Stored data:
-- Begin --

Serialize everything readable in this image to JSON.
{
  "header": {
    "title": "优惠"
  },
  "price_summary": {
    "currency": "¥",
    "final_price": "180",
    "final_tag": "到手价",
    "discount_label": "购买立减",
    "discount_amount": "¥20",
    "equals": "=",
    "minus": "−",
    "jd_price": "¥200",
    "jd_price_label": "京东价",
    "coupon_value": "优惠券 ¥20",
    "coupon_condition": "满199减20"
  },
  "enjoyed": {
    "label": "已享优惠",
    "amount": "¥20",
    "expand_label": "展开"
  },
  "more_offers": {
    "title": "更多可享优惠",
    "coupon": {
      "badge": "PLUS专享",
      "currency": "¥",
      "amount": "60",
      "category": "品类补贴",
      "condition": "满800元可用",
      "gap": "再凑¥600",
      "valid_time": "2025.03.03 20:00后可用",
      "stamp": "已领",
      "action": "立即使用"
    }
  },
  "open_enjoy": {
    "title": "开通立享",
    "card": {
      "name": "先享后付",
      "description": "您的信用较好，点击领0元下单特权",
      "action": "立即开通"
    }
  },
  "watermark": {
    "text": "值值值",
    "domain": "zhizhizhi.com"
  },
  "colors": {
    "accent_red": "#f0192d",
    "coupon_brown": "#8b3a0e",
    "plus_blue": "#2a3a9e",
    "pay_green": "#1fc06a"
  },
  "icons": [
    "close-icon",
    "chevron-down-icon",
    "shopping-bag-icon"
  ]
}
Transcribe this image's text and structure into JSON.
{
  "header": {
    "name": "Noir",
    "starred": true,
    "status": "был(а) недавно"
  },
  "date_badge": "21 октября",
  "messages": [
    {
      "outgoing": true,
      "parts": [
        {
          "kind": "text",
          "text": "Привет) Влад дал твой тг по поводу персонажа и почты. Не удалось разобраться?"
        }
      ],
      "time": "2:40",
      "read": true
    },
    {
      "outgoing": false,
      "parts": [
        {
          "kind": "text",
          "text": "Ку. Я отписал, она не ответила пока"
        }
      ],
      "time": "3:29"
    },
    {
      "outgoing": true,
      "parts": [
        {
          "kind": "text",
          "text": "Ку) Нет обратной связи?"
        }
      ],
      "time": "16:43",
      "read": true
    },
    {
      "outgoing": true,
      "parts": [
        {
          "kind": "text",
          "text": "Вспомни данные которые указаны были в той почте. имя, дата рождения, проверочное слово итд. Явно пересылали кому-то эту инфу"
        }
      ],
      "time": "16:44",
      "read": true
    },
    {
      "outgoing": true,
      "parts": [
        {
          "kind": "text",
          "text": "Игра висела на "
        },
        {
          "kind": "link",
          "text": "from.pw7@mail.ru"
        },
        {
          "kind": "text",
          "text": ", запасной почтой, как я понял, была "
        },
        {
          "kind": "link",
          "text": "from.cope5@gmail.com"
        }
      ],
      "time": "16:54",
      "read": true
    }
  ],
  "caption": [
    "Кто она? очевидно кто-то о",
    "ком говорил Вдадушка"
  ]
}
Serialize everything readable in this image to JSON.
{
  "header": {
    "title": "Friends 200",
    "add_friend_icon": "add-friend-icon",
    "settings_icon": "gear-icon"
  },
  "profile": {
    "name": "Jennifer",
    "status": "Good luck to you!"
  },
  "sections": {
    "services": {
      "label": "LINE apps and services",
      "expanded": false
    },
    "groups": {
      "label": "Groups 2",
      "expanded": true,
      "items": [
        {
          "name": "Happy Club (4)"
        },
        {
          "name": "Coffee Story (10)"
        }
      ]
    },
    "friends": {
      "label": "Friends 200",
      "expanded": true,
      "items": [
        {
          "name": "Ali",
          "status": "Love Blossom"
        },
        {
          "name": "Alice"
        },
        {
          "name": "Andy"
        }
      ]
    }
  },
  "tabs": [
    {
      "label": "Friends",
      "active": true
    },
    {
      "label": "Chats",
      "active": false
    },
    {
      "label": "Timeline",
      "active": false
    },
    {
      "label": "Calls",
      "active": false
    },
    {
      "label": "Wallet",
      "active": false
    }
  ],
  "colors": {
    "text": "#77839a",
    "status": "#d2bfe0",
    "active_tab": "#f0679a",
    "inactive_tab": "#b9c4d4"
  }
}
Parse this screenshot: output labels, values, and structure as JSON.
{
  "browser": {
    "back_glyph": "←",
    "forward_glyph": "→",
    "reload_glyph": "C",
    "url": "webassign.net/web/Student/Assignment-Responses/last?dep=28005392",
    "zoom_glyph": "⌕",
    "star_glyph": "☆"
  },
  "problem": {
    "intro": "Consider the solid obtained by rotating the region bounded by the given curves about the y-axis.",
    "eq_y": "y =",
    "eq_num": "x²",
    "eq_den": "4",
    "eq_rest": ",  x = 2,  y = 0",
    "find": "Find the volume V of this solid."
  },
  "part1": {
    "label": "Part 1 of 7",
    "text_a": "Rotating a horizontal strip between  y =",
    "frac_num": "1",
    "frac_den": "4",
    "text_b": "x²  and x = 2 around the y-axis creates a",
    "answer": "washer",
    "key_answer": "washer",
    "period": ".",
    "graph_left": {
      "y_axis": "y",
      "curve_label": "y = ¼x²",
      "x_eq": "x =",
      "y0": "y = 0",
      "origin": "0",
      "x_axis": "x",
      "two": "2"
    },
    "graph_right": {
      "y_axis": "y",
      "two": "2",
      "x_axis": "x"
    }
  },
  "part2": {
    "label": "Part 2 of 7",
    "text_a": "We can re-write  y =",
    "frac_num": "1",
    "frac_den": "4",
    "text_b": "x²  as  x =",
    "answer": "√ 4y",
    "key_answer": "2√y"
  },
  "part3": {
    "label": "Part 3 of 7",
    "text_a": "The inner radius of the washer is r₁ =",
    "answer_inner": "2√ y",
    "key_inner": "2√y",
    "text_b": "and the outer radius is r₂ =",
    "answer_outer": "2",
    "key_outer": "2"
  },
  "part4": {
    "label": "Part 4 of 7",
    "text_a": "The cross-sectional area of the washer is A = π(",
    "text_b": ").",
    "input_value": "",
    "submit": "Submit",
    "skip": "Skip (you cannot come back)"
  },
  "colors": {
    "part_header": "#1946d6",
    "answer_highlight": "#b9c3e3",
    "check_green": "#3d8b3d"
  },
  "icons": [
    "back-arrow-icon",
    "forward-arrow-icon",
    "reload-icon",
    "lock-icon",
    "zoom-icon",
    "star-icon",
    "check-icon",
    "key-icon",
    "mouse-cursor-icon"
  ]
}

-- End --

Reproduce each line verbatim.

**Task output**:
Serialize everything readable in this image to JSON.
{
  "header": {
    "title": "优惠"
  },
  "price_summary": {
    "currency": "¥",
    "final_price": "180",
    "final_tag": "到手价",
    "discount_label": "购买立减",
    "discount_amount": "¥20",
    "equals": "=",
    "minus": "−",
    "jd_price": "¥200",
    "jd_price_label": "京东价",
    "coupon_value": "优惠券 ¥20",
    "coupon_condition": "满199减20"
  },
  "enjoyed": {
    "label": "已享优惠",
    "amount": "¥20",
    "expand_label": "展开"
  },
  "more_offers": {
    "title": "更多可享优惠",
    "coupon": {
      "badge": "PLUS专享",
      "currency": "¥",
      "amount": "60",
      "category": "品类补贴",
      "condition": "满800元可用",
      "gap": "再凑¥600",
      "valid_time": "2025.03.03 20:00后可用",
      "stamp": "已领",
      "action": "立即使用"
    }
  },
  "open_enjoy": {
    "title": "开通立享",
    "card": {
      "name": "先享后付",
      "description": "您的信用较好，点击领0元下单特权",
      "action": "立即开通"
    }
  },
  "watermark": {
    "text": "值值值",
    "domain": "zhizhizhi.com"
  },
  "colors": {
    "accent_red": "#f0192d",
    "coupon_brown": "#8b3a0e",
    "plus_blue": "#2a3a9e",
    "pay_green": "#1fc06a"
  },
  "icons": [
    "close-icon",
    "chevron-down-icon",
    "shopping-bag-icon"
  ]
}
Transcribe this image's text and structure into JSON.
{
  "header": {
    "name": "Noir",
    "starred": true,
    "status": "был(а) недавно"
  },
  "date_badge": "21 октября",
  "messages": [
    {
      "outgoing": true,
      "parts": [
        {
          "kind": "text",
          "text": "Привет) Влад дал твой тг по поводу персонажа и почты. Не удалось разобраться?"
        }
      ],
      "time": "2:40",
      "read": true
    },
    {
      "outgoing": false,
      "parts": [
        {
          "kind": "text",
          "text": "Ку. Я отписал, она не ответила пока"
        }
      ],
      "time": "3:29"
    },
    {
      "outgoing": true,
      "parts": [
        {
          "kind": "text",
          "text": "Ку) Нет обратной связи?"
        }
      ],
      "time": "16:43",
      "read": true
    },
    {
      "outgoing": true,
      "parts": [
        {
          "kind": "text",
          "text": "Вспомни данные которые указаны были в той почте. имя, дата рождения, проверочное слово итд. Явно пересылали кому-то эту инфу"
        }
      ],
      "time": "16:44",
      "read": true
    },
    {
      "outgoing": true,
      "parts": [
        {
          "kind": "text",
          "text": "Игра висела на "
        },
        {
          "kind": "link",
          "text": "from.pw7@mail.ru"
        },
        {
          "kind": "text",
          "text": ", запасной почтой, как я понял, была "
        },
        {
          "kind": "link",
          "text": "from.cope5@gmail.com"
        }
      ],
      "time": "16:54",
      "read": true
    }
  ],
  "caption": [
    "Кто она? очевидно кто-то о",
    "ком говорил Вдадушка"
  ]
}
Serialize everything readable in this image to JSON.
{
  "header": {
    "title": "Friends 200",
    "add_friend_icon": "add-friend-icon",
    "settings_icon": "gear-icon"
  },
  "profile": {
    "name": "Jennifer",
    "status": "Good luck to you!"
  },
  "sections": {
    "services": {
      "label": "LINE apps and services",
      "expanded": false
    },
    "groups": {
      "label": "Groups 2",
      "expanded": true,
      "items": [
        {
          "name": "Happy Club (4)"
        },
        {
          "name": "Coffee Story (10)"
        }
      ]
    },
    "friends": {
      "label": "Friends 200",
      "expanded": true,
      "items": [
        {
          "name": "Ali",
          "status": "Love Blossom"
        },
        {
          "name": "Alice"
        },
        {
          "name": "Andy"
        }
      ]
    }
  },
  "tabs": [
    {
      "label": "Friends",
      "active": true
    },
    {
      "label": "Chats",
      "active": false
    },
    {
      "label": "Timeline",
      "active": false
    },
    {
      "label": "Calls",
      "active": false
    },
    {
      "label": "Wallet",
      "active": false
    }
  ],
  "colors": {
    "text": "#77839a",
    "status": "#d2bfe0",
    "active_tab": "#f0679a",
    "inactive_tab": "#b9c4d4"
  }
}
Parse this screenshot: output labels, values, and structure as JSON.
{
  "browser": {
    "back_glyph": "←",
    "forward_glyph": "→",
    "reload_glyph": "C",
    "url": "webassign.net/web/Student/Assignment-Responses/last?dep=28005392",
    "zoom_glyph": "⌕",
    "star_glyph": "☆"
  },
  "problem": {
    "intro": "Consider the solid obtained by rotating the region bounded by the given curves about the y-axis.",
    "eq_y": "y =",
    "eq_num": "x²",
    "eq_den": "4",
    "eq_rest": ",  x = 2,  y = 0",
    "find": "Find the volume V of this solid."
  },
  "part1": {
    "label": "Part 1 of 7",
    "text_a": "Rotating a horizontal strip between  y =",
    "frac_num": "1",
    "frac_den": "4",
    "text_b": "x²  and x = 2 around the y-axis creates a",
    "answer": "washer",
    "key_answer": "washer",
    "period": ".",
    "graph_left": {
      "y_axis": "y",
      "curve_label": "y = ¼x²",
      "x_eq": "x =",
      "y0": "y = 0",
      "origin": "0",
      "x_axis": "x",
      "two": "2"
    },
    "graph_right": {
      "y_axis": "y",
      "two": "2",
      "x_axis": "x"
    }
  },
  "part2": {
    "label": "Part 2 of 7",
    "text_a": "We can re-write  y =",
    "frac_num": "1",
    "frac_den": "4",
    "text_b": "x²  as  x =",
    "answer": "√ 4y",
    "key_answer": "2√y"
  },
  "part3": {
    "label": "Part 3 of 7",
    "text_a": "The inner radius of the washer is r₁ =",
    "answer_inner": "2√ y",
    "key_inner": "2√y",
    "text_b": "and the outer radius is r₂ =",
    "answer_outer": "2",
    "key_outer": "2"
  },
  "part4": {
    "label": "Part 4 of 7",
    "text_a": "The cross-sectional area of the washer is A = π(",
    "text_b": ").",
    "input_value": "",
    "submit": "Submit",
    "skip": "Skip (you cannot come back)"
  },
  "colors": {
    "part_header": "#1946d6",
    "answer_highlight": "#b9c3e3",
    "check_green": "#3d8b3d"
  },
  "icons": [
    "back-arrow-icon",
    "forward-arrow-icon",
    "reload-icon",
    "lock-icon",
    "zoom-icon",
    "star-icon",
    "check-icon",
    "key-icon",
    "mouse-cursor-icon"
  ]
}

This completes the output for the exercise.